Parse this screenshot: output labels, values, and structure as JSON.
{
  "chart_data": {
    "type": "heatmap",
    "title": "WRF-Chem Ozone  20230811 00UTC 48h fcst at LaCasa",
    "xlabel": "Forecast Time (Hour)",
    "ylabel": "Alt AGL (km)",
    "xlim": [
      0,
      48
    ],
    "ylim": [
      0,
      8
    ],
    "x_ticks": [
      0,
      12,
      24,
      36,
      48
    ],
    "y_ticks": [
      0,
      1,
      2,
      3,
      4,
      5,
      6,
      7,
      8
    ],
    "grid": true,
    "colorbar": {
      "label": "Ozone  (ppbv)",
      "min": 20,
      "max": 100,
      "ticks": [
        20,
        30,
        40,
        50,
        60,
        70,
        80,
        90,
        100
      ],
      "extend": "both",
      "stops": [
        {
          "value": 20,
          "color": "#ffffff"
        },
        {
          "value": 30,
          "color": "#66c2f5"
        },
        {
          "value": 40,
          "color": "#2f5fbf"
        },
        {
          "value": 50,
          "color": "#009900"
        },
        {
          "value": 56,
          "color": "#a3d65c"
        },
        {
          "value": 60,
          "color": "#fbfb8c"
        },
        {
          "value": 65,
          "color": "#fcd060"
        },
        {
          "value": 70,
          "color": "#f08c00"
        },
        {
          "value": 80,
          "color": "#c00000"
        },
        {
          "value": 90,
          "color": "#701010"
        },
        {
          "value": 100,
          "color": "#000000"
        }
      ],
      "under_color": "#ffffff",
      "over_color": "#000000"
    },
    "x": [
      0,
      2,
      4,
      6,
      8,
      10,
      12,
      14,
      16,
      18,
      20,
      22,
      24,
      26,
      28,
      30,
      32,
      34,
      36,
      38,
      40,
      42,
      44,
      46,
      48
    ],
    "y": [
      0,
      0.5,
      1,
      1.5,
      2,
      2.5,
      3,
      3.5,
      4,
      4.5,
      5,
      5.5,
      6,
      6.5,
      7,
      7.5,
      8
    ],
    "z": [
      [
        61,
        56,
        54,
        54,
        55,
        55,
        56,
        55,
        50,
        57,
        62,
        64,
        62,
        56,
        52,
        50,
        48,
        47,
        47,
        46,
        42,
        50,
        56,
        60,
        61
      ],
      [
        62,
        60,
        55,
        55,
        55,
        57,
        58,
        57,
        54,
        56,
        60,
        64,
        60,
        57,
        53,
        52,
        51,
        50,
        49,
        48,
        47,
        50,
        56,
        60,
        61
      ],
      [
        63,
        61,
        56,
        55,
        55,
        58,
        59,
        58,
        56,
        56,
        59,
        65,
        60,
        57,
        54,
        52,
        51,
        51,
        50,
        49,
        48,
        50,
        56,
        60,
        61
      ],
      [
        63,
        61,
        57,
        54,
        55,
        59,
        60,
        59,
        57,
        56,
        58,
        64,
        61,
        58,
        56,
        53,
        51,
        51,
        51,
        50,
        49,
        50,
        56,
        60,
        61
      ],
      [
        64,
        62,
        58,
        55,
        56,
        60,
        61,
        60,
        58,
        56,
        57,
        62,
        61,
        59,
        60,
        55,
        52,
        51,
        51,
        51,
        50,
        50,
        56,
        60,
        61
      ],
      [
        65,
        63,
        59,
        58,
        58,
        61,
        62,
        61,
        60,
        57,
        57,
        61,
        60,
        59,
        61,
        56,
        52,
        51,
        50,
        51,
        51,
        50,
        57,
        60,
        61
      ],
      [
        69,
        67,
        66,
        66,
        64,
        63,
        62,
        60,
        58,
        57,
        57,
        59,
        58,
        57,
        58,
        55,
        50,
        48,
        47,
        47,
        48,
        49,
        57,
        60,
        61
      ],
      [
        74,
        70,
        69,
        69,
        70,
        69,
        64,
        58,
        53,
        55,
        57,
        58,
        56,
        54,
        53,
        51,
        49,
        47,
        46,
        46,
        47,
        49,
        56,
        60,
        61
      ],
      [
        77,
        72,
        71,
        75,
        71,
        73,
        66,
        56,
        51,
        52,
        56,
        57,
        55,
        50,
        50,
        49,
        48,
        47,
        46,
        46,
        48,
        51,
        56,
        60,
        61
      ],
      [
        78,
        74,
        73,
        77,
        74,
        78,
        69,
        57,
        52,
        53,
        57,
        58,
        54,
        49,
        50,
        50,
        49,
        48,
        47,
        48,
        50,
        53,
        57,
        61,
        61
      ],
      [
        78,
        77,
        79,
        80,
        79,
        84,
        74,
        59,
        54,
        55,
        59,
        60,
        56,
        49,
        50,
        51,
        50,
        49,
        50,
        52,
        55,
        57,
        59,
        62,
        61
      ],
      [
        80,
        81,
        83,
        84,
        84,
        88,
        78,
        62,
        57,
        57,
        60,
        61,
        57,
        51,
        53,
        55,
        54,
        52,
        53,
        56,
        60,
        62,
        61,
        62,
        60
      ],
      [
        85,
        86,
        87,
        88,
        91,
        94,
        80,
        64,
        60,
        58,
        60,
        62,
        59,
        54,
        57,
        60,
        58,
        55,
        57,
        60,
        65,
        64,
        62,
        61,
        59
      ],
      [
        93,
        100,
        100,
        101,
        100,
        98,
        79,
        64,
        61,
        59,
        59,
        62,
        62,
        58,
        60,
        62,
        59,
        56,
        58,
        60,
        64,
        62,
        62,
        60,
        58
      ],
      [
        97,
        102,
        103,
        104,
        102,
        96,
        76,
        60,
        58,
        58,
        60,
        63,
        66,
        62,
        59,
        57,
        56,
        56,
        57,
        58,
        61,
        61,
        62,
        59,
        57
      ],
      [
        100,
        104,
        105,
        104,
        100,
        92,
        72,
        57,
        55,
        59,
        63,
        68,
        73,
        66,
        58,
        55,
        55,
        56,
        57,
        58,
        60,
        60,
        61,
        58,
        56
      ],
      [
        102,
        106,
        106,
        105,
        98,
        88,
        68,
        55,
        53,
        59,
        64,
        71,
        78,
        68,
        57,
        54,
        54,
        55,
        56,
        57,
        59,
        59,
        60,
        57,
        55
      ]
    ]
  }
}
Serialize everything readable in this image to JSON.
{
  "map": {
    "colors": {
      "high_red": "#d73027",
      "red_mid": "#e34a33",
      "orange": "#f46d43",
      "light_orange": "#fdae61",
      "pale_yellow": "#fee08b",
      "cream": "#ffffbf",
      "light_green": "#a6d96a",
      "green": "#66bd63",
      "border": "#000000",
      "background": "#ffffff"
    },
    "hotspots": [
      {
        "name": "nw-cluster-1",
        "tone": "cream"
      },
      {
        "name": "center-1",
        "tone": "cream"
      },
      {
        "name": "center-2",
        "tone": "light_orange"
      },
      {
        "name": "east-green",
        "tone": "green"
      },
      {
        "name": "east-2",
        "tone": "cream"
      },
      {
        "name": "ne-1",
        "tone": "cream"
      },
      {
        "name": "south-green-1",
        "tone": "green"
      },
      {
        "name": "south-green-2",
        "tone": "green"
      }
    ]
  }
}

— Exercise prompt —
Copy all lines above containing the string "name".

— Written response —
        "name": "nw-cluster-1",
        "name": "center-1",
        "name": "center-2",
        "name": "east-green",
        "name": "east-2",
        "name": "ne-1",
        "name": "south-green-1",
        "name": "south-green-2",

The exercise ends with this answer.